[Dataset entries]
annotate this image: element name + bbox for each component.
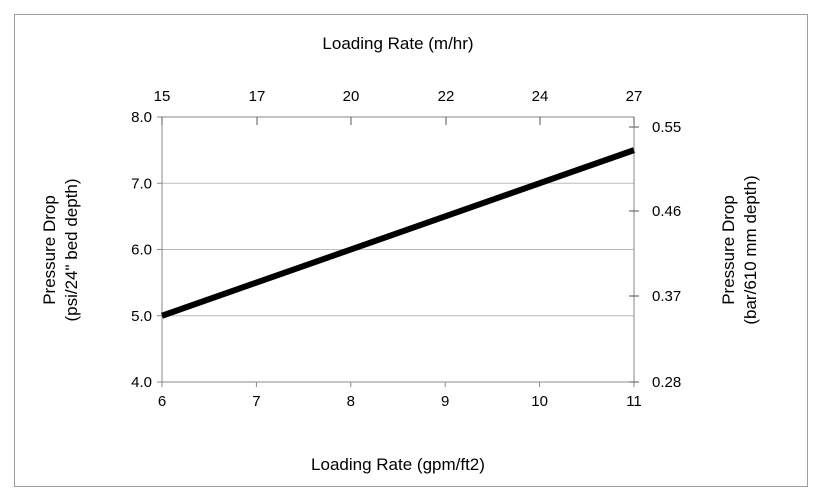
y-tick-label: 4.0 bbox=[131, 374, 152, 391]
y-axis-title: Pressure Drop (psi/24" bed depth) bbox=[40, 178, 81, 321]
y2-axis-title-line: (bar/610 mm depth) bbox=[741, 175, 760, 324]
x2-axis-title: Loading Rate (m/hr) bbox=[322, 34, 473, 53]
x-tick-label: 9 bbox=[441, 393, 449, 410]
pressure-drop-line bbox=[161, 147, 635, 319]
x-tick-label: 10 bbox=[531, 393, 548, 410]
y-axis-title-line: (psi/24" bed depth) bbox=[62, 178, 81, 321]
y2-tick-label: 0.37 bbox=[652, 288, 681, 305]
y-tick-label: 6.0 bbox=[131, 242, 152, 259]
x-tick-label: 8 bbox=[347, 393, 355, 410]
x2-tick-label: 15 bbox=[154, 88, 171, 105]
y2-axis-title-line: Pressure Drop bbox=[719, 195, 738, 305]
y-tick-label: 5.0 bbox=[131, 308, 152, 325]
x-tick-label: 6 bbox=[158, 393, 166, 410]
y-tick-label: 8.0 bbox=[131, 109, 152, 126]
x2-tick-label: 20 bbox=[343, 88, 360, 105]
y-axis-title-line: Pressure Drop bbox=[40, 195, 59, 305]
x2-tick-label: 27 bbox=[626, 88, 643, 105]
chart-frame bbox=[14, 14, 808, 487]
y2-axis-title: Pressure Drop (bar/610 mm depth) bbox=[719, 175, 760, 324]
x-axis-title: Loading Rate (gpm/ft2) bbox=[311, 455, 485, 474]
x-tick-label: 11 bbox=[626, 393, 642, 410]
x2-tick-label: 17 bbox=[249, 88, 266, 105]
y2-tick-label: 0.55 bbox=[652, 119, 681, 136]
x2-tick-label: 22 bbox=[438, 88, 455, 105]
y2-tick-label: 0.28 bbox=[652, 374, 681, 391]
y2-tick-label: 0.46 bbox=[652, 203, 681, 220]
x2-tick-label: 24 bbox=[532, 88, 549, 105]
y-tick-label: 7.0 bbox=[131, 175, 152, 192]
x-tick-label: 7 bbox=[252, 393, 260, 410]
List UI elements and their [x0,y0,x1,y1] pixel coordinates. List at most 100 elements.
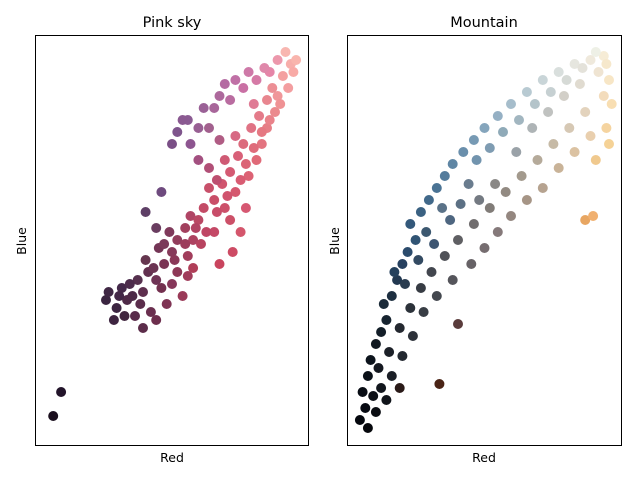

● PROMPT:
Can you retype every line of the listing above word for word, leaving out the pictures?

● SOLUTION FOR THIS EXERCISE:
annotate this image: element name + bbox for each component.
y-tick-label: 4.0 bbox=[131, 374, 152, 391]
y-axis-title: Pressure Drop (psi/24" bed depth) bbox=[40, 178, 81, 321]
y2-axis-title-line: (bar/610 mm depth) bbox=[741, 175, 760, 324]
x2-axis-title: Loading Rate (m/hr) bbox=[322, 34, 473, 53]
x-tick-label: 9 bbox=[441, 393, 449, 410]
pressure-drop-line bbox=[161, 147, 635, 319]
x-tick-label: 10 bbox=[531, 393, 548, 410]
y-axis-title-line: (psi/24" bed depth) bbox=[62, 178, 81, 321]
y2-tick-label: 0.37 bbox=[652, 288, 681, 305]
y-tick-label: 6.0 bbox=[131, 242, 152, 259]
x-tick-label: 8 bbox=[347, 393, 355, 410]
x2-tick-label: 15 bbox=[154, 88, 171, 105]
y2-axis-title-line: Pressure Drop bbox=[719, 195, 738, 305]
y-tick-label: 5.0 bbox=[131, 308, 152, 325]
x-tick-label: 6 bbox=[158, 393, 166, 410]
y-tick-label: 8.0 bbox=[131, 109, 152, 126]
x2-tick-label: 20 bbox=[343, 88, 360, 105]
y-axis-title-line: Pressure Drop bbox=[40, 195, 59, 305]
x2-tick-label: 27 bbox=[626, 88, 643, 105]
chart-frame bbox=[14, 14, 808, 487]
y2-axis-title: Pressure Drop (bar/610 mm depth) bbox=[719, 175, 760, 324]
x-axis-title: Loading Rate (gpm/ft2) bbox=[311, 455, 485, 474]
x-tick-label: 11 bbox=[626, 393, 642, 410]
x2-tick-label: 17 bbox=[249, 88, 266, 105]
y2-tick-label: 0.55 bbox=[652, 119, 681, 136]
x2-tick-label: 22 bbox=[438, 88, 455, 105]
y2-tick-label: 0.28 bbox=[652, 374, 681, 391]
y2-tick-label: 0.46 bbox=[652, 203, 681, 220]
x2-tick-label: 24 bbox=[532, 88, 549, 105]
y-tick-label: 7.0 bbox=[131, 175, 152, 192]
x-tick-label: 7 bbox=[252, 393, 260, 410]
List UI elements and their [x0,y0,x1,y1] pixel coordinates. List at most 100 elements.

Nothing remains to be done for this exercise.